Task instructions. Copy out each line that has "index" in it.

[Stored data]
####################

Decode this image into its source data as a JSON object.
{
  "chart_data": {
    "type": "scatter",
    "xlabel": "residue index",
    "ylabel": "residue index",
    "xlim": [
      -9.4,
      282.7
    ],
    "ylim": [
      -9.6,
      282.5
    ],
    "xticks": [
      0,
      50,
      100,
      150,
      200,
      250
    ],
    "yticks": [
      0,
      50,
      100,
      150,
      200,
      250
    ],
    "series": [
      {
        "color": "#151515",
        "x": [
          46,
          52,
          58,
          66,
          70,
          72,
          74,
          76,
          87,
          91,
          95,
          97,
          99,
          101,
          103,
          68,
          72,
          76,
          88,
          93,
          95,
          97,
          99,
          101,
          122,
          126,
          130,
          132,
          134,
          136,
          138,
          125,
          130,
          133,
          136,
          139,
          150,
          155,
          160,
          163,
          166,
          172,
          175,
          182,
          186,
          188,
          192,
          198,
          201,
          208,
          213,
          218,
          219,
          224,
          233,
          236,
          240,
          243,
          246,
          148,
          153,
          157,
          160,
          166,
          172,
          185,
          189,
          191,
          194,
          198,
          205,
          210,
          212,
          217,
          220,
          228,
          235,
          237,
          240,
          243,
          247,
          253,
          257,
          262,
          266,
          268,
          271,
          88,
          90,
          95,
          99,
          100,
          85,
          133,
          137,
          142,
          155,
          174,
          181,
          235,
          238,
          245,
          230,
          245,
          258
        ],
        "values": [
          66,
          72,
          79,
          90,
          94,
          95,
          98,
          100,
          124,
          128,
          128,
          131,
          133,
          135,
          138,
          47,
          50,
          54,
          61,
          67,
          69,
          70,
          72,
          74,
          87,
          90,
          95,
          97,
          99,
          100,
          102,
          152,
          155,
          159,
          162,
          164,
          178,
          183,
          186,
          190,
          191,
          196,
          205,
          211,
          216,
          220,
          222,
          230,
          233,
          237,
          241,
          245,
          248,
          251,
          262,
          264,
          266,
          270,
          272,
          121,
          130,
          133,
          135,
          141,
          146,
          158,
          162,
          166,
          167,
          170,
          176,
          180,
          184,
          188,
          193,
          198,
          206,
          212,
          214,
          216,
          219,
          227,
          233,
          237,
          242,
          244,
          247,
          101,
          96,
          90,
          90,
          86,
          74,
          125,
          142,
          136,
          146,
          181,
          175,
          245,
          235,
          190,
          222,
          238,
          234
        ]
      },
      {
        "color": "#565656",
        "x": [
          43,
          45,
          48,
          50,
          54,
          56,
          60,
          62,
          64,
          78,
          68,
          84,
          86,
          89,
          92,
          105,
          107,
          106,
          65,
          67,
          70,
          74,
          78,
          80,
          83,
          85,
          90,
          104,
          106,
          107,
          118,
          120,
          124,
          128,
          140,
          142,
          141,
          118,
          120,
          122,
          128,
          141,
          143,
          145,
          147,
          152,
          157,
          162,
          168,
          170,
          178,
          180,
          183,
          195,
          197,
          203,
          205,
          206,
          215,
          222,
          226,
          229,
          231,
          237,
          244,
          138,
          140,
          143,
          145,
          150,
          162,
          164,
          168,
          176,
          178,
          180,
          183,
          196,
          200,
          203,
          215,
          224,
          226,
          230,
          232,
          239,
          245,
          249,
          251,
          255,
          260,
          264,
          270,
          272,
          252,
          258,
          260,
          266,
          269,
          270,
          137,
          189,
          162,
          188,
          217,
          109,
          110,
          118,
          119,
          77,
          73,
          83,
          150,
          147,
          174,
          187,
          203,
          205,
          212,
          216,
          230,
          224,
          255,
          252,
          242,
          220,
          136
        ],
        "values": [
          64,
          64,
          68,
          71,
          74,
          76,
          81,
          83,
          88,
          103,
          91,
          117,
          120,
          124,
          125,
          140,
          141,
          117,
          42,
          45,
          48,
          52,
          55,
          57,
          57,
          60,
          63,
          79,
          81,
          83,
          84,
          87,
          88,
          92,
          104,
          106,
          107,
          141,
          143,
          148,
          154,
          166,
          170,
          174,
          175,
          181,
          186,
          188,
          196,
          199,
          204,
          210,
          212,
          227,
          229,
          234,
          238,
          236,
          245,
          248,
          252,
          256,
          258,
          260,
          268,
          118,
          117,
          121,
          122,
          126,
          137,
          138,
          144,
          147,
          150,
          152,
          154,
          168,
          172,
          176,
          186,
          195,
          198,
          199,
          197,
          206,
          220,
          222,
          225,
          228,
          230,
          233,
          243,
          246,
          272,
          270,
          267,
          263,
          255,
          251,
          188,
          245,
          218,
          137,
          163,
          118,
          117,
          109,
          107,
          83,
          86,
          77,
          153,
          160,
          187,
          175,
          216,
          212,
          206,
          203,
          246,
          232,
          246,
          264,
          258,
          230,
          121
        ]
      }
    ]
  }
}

####################

Result.
    "xlabel": "residue index",
    "ylabel": "residue index",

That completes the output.